For which you choose, you'll want to think about whether you want to be strategically tied to a single vendor (Neo4j) or in a broader standards-based community. There's comfort level in picking the market leader with the most mature product - Neo4j. And there's a comfort level in picking open standards with strong industry support - JanusGraph. So IMO there's no "wrong" answer - people using either one are happy and successful. But since you have to pick, you'll need to think about which you're more comfortable with long-term.
Neo4j uses native graph technology.
Native graph technology ensures that data is stored efficiently by writing nodes and relationships close to each other.
It optimizes the graph DB.
With native graph technology, processing becomes faster because it uses index-free
adjancey. That means each node directly references its adjacent nodes.
Titan (Now JanusGraph) uses non-native graph technology.
In non-native we use different storage backends like Cassandra, HBase
With non-native processing becomes slowers compared to native because database uses
many types of indexs to link nodes together.

Which community edition graph database supports high-available cluster and has good online query performance?

I am currently building a knowledge graph for an e-commerce company, and it mainly consists of the product category hierarchies, properties, and relations among them. Besides the common relational queries, we care about the following points very much:
Master-slave cluster support. This graph database will be used for online search query processing, so high availability is crucial to us. The data volume won't be as big as millions of nodes, so we don't need a distributed cluster that can span data across multiple machines. Still, rather we may need multiple machines that can be read simultaneously, and the service won't go down even if one of the machines is offline.
Fast online query performance. Reasoning about relations can be done offline, so the performance is not that important. But we need to do a lot of online queries like "find the nodes whose property P equals to value V", so we need good performance for online query processing. This database will be read-intensive and won't be changed very much after it's initialization.
Community and documentation. Since our team is new to the field of a graph database, so we expect user-friendly documentation for deployment and development and an active community for solving problems.
Based on the requirements above, I investigated some candidates:
Neo4j. We first tried Neo4j since it's the most popular one in the field. Actually, I liked it, especially the Cypher query language. But we are about to abandon it because the community edition does not support any cluster, and currently, we don't have the budget to pay for the enterprise edition.
OrientDB. OrientDB is like the second most popular one on the market, and it seems to support cluster in its community edition. I use the word "seems" because it is not clearly stated on its website. Can anyone clear this out? Besides, I found a negative article about OrientDB which makes me hesitate: http://orientdbleaks.blogspot.jp/2015/06/the-orientdb-issues-that-made-us-give-up.html
Titan. Titan is also great, but since its original company has been acquired and its original developers are developing a different product, its future development and maintenance are in doubt.

→ **Tasks to perform**:
A. In the graph database thread, why is the poster's team about to abandon Neo4j?
B. Please go on with the graph database thread from the point where it stops.
The rows have no connection to the graph database thread.

→ **Supplied material**:
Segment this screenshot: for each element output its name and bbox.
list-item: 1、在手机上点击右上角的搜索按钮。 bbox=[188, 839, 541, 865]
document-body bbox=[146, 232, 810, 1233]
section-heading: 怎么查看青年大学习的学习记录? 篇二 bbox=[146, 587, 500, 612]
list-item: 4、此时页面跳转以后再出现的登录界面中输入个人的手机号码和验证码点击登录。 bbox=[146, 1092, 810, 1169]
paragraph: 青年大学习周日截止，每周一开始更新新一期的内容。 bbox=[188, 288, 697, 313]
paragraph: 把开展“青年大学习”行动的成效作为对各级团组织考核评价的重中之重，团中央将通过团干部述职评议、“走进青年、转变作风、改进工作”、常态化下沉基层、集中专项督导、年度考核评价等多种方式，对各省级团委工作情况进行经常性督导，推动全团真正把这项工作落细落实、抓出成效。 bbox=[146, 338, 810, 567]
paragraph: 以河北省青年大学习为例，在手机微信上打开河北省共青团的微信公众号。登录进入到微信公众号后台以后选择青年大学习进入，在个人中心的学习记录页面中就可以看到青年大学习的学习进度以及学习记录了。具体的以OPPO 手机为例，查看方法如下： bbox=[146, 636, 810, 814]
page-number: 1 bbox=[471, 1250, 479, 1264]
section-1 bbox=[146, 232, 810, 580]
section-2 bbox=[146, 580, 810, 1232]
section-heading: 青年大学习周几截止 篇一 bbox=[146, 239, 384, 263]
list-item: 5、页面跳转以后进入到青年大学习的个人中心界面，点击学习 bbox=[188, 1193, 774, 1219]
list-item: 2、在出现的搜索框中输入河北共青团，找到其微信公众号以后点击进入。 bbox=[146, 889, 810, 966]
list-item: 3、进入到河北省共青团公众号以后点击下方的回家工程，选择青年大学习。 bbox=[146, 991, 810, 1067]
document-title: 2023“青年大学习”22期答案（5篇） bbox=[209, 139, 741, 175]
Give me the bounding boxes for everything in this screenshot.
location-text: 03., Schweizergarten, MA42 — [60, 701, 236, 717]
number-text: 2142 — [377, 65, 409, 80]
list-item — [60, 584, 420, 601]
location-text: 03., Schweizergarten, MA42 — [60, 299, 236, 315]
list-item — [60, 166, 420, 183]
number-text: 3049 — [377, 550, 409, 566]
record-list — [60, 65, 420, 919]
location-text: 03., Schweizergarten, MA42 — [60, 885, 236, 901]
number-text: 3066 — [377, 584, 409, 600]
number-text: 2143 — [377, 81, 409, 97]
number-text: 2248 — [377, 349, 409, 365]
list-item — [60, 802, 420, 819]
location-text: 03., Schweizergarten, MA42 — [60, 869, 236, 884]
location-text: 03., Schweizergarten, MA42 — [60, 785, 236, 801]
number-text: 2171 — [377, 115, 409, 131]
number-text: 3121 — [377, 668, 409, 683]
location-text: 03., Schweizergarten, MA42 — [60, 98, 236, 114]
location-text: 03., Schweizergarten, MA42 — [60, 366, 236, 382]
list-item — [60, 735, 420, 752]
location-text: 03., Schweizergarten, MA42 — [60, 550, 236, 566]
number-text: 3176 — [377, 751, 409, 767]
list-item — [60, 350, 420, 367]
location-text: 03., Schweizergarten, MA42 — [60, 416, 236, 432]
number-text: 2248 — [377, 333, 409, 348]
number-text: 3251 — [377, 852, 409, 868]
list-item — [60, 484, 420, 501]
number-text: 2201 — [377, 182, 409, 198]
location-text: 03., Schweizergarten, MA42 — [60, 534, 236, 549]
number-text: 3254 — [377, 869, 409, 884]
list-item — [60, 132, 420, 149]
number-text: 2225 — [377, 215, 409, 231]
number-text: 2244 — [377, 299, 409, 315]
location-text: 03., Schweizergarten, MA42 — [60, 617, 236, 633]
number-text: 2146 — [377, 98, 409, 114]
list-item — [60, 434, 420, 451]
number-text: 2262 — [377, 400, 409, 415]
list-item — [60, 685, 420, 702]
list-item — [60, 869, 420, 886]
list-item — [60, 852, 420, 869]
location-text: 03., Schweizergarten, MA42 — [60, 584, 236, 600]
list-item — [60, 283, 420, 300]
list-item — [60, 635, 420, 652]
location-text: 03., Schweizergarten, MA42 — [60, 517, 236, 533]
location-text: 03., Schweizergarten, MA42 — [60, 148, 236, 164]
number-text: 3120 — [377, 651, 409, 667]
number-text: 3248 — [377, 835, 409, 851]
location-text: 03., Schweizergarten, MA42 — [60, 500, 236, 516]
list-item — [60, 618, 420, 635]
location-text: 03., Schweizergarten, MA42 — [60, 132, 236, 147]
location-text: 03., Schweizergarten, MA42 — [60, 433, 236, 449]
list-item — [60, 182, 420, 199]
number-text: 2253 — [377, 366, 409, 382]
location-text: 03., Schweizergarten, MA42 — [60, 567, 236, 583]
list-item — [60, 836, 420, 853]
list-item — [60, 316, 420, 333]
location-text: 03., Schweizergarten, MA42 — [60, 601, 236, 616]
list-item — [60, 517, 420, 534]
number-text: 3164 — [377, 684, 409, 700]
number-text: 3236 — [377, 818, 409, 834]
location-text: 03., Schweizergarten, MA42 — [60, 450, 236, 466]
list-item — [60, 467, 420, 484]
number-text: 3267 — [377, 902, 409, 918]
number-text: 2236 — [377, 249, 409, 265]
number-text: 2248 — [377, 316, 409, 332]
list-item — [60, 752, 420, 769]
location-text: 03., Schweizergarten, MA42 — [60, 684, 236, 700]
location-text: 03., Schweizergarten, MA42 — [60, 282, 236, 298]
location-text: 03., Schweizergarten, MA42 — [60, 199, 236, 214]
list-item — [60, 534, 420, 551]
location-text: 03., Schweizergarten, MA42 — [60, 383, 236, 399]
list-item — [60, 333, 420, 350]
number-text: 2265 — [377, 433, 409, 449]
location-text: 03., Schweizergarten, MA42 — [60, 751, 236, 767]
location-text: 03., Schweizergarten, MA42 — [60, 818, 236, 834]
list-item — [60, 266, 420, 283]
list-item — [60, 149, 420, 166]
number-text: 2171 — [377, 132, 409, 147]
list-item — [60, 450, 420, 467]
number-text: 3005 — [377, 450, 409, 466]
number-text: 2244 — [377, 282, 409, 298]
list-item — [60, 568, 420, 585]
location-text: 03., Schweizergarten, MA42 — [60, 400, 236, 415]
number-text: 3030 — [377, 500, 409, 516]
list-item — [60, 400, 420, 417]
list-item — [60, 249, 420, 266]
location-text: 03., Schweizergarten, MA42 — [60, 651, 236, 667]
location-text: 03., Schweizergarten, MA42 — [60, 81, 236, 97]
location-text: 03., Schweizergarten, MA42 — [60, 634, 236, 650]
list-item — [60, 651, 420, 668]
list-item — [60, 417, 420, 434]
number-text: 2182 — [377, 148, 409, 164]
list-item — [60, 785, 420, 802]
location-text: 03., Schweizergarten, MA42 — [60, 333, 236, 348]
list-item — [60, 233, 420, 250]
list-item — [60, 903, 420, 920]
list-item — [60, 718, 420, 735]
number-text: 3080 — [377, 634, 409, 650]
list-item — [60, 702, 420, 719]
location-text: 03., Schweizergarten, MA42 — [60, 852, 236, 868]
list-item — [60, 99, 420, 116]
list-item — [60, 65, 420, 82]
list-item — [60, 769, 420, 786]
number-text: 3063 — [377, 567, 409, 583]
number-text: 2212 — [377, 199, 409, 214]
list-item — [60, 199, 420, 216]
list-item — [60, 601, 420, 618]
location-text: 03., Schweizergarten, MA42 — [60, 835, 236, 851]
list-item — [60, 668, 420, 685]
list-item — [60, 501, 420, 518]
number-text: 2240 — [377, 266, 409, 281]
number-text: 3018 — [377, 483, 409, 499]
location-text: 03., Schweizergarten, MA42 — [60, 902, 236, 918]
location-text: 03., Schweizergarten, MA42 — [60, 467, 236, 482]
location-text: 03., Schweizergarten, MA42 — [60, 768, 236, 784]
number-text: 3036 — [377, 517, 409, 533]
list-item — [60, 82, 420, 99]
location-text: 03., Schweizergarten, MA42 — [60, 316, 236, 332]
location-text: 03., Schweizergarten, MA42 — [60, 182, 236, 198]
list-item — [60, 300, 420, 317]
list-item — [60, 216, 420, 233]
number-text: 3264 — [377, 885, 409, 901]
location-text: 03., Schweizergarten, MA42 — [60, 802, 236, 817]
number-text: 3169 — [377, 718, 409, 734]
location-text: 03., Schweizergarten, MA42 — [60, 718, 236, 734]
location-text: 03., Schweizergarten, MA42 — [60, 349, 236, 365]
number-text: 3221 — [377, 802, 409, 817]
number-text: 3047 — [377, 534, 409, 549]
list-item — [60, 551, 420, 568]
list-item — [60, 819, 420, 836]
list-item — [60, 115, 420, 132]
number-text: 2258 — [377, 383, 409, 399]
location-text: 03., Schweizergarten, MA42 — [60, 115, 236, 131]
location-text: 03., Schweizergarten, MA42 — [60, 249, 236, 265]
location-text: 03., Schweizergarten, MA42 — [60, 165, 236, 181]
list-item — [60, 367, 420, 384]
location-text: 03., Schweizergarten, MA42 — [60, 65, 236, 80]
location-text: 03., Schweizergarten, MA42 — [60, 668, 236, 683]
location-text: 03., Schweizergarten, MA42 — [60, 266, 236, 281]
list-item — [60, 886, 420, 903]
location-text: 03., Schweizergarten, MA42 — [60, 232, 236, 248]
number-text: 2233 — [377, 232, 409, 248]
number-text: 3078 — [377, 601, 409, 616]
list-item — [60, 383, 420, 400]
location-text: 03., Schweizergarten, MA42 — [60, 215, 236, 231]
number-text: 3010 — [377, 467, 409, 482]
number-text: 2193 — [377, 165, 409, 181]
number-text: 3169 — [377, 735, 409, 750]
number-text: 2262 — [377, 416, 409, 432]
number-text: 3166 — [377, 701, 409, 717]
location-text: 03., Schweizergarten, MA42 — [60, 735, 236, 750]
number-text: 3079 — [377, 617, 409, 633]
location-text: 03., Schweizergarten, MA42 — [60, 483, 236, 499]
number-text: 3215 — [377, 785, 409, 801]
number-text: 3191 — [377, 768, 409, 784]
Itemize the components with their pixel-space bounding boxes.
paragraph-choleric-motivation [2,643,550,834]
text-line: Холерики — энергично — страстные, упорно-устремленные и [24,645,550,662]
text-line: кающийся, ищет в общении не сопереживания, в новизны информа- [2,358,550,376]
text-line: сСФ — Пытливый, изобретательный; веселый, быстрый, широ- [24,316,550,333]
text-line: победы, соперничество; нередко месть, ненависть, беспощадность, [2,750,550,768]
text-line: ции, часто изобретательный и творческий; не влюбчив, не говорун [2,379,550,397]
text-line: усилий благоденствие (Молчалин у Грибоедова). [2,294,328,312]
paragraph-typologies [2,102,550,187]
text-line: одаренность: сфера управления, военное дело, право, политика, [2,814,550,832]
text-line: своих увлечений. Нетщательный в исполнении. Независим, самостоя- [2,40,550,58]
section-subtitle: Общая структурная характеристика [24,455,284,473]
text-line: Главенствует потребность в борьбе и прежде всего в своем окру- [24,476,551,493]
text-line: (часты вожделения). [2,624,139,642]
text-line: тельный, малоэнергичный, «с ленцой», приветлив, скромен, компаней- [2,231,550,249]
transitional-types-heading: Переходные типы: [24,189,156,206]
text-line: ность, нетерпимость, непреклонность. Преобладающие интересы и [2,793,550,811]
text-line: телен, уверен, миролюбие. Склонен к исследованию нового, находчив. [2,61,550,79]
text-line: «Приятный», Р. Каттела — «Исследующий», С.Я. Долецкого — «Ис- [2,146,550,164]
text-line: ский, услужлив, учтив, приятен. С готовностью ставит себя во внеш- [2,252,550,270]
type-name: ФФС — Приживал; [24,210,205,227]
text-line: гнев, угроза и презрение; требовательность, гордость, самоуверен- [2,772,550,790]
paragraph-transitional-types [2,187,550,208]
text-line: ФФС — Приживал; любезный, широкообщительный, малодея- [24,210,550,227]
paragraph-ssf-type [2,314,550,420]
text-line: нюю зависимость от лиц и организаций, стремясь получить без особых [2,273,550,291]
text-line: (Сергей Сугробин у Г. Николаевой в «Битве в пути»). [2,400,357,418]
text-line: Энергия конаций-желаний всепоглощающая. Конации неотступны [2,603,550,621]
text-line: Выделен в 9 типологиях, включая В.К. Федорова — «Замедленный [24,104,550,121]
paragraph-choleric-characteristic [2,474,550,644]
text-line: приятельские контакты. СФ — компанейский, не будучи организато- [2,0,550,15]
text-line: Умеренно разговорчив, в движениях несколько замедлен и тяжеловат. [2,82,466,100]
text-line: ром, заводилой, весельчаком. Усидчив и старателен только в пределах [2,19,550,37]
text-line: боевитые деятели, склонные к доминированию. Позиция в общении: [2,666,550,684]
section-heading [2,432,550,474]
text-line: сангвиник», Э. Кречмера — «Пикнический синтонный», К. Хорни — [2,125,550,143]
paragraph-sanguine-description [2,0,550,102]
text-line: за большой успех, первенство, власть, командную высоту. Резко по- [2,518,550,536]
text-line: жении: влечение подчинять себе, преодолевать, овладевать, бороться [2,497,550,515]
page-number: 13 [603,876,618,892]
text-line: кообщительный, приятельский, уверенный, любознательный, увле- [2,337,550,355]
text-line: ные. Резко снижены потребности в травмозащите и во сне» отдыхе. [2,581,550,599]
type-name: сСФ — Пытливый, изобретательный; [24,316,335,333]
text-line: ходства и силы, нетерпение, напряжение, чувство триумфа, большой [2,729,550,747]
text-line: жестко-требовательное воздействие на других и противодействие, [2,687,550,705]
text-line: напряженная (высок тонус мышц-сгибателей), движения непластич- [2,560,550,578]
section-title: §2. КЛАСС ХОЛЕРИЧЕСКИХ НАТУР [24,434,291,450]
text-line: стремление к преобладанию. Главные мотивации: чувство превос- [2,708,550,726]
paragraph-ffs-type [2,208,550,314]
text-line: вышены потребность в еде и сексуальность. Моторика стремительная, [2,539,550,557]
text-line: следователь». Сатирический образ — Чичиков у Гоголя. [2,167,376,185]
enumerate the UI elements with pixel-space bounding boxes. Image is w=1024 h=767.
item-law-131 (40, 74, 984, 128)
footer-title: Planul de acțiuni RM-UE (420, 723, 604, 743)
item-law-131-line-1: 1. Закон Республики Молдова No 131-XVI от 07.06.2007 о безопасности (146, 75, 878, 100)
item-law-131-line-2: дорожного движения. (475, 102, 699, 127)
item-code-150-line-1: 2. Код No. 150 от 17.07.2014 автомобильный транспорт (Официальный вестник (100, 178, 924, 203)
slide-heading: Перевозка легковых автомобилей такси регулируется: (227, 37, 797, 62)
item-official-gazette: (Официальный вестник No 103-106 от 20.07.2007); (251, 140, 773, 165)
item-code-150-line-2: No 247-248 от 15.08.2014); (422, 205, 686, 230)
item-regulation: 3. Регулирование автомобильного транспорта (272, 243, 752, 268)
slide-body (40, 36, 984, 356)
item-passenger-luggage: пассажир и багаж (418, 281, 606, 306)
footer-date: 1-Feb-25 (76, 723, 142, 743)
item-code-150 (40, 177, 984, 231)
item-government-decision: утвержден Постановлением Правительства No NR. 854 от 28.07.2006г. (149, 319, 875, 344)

→ **Results by task**:
A. Its community edition does not support any cluster, and the team has no budget for the enterprise edition.

B.
ArangoDB. This one seems to be very fast, according to the performance report(https://www.arangodb.com/2015/10/benchmark-postgresql-mongodb-arangodb/), but I don't know if its online query processing ability is good enough, and its support for the cluster is also unknown to me.
As for documentation and community, I really have no idea since these are the kind of things that you only get to know after you start doing it.
To sum up, based on my requirements, I think OrientDB and ArangoDB maybe my candidates, but I don't know which one to choose because of the points I stated above. Or perhaps is there any other right candidate that I'm missing?
Thanks.
Max working for ArangoDB here. ArangoDB does not only do online queries for graphs, but due to its multi-model nature you can mix graph queries with document queries (using secondary indexes), key lookups and joins. It has a sophisticated query engine with an optimizer that is fully aware of the ArangoDB cluster structure and can optimize and distribute query executions across all instances.
In a cluster, sharding, synchronous replication and self-healing are all fully automatic with configurable parameters. Deployment of an ArangoDB cluster is particularly simple (literally two clicks) on Apache Mesos or DC/OS, but is also relatively straightforward with other orchestration frameworks. ArangoDB on DC/OS additionally allows you to scale up and down via the graphical user interface or REST API calls, and failed tasks are automatically replaced.
As to the performance, all our benchmarks show a very good performance, the just released Version 3.1 even has vertex centric indexes, which is particularly important for graph queries.
We do our best to provide extensive documentation, which you find at https://www.arangodb.com/documentation/ . We have a user manual, a manual for our query language AQL as well as one for the HTTP/REST API. Furthermore, we have tutorials, frequently asked questions, a "Cookbook" for standard tasks, and we try to answer questions on StackOverflow and github issues in a timely manner.
All of this is included in the Community Edition, which is available with the Apache 2.0 open source license.
If you have more questions, do not hesitate to reach out to our team or to me personally.
OrientDB Community Edition is a free open source software, built upon by a community of developers and is constantly improving. Features such as horizontal scaling, fault tolerance, clustering, sharding and replicating aren’t disabled in OrientDB community.
For more information about cluster, take a look at the official OrientDB guide: http://orientdb.com/docs/last/Tutorial-Clusters.html
Hope it helps.
Regards
Neo4j enterprise edition can be used under the AGPL license. I am surprised a lot of people arn't aware this. If you are using Neo4j Enterprise as a server and communicating with it via REST or bolt protocol (Apache Licensed), then you don't have to worry about releasing the code of the system connecting to it under AGPL.
If you are using it embedded, then you to adhere to AGPL, but then why would you need Neo4j enterprise in that situation?
Remember to clone and compile Neo4j Enterprise from github if you plan on using it under AGPL, don't download trial.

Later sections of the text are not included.